● GOAL: What follows is a listing. Return every line of it exactly.

● GIVEN ENTRIES:
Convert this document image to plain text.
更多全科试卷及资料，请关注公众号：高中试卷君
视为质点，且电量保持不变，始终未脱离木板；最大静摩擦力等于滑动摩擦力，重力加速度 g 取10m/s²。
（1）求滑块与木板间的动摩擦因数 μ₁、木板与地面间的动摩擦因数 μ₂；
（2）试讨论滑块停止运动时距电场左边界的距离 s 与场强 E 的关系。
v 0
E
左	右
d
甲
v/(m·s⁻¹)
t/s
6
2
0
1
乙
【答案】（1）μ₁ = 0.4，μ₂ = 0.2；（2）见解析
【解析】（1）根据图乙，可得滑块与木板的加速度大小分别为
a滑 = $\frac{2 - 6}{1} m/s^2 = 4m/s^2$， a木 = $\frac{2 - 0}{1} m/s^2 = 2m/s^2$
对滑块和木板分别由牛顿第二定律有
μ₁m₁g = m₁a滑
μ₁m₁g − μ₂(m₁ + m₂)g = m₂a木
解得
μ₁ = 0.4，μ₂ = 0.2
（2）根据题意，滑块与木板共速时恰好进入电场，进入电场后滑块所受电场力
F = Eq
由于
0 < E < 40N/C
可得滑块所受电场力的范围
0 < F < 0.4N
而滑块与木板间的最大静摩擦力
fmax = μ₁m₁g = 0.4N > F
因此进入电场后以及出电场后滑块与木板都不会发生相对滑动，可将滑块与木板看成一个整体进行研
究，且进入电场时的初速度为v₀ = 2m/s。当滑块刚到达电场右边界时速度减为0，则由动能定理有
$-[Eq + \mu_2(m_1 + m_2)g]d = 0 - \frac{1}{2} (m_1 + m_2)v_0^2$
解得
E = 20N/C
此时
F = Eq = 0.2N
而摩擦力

● RESULT:
Convert this document image to plain text.
更多全科试卷及资料，请关注公众号：高中试卷君
视为质点，且电量保持不变，始终未脱离木板；最大静摩擦力等于滑动摩擦力，重力加速度 g 取10m/s²。
（1）求滑块与木板间的动摩擦因数 μ₁、木板与地面间的动摩擦因数 μ₂；
（2）试讨论滑块停止运动时距电场左边界的距离 s 与场强 E 的关系。
v 0
E
左	右
d
甲
v/(m·s⁻¹)
t/s
6
2
0
1
乙
【答案】（1）μ₁ = 0.4，μ₂ = 0.2；（2）见解析
【解析】（1）根据图乙，可得滑块与木板的加速度大小分别为
a滑 = $\frac{2 - 6}{1} m/s^2 = 4m/s^2$， a木 = $\frac{2 - 0}{1} m/s^2 = 2m/s^2$
对滑块和木板分别由牛顿第二定律有
μ₁m₁g = m₁a滑
μ₁m₁g − μ₂(m₁ + m₂)g = m₂a木
解得
μ₁ = 0.4，μ₂ = 0.2
（2）根据题意，滑块与木板共速时恰好进入电场，进入电场后滑块所受电场力
F = Eq
由于
0 < E < 40N/C
可得滑块所受电场力的范围
0 < F < 0.4N
而滑块与木板间的最大静摩擦力
fmax = μ₁m₁g = 0.4N > F
因此进入电场后以及出电场后滑块与木板都不会发生相对滑动，可将滑块与木板看成一个整体进行研
究，且进入电场时的初速度为v₀ = 2m/s。当滑块刚到达电场右边界时速度减为0，则由动能定理有
$-[Eq + \mu_2(m_1 + m_2)g]d = 0 - \frac{1}{2} (m_1 + m_2)v_0^2$
解得
E = 20N/C
此时
F = Eq = 0.2N
而摩擦力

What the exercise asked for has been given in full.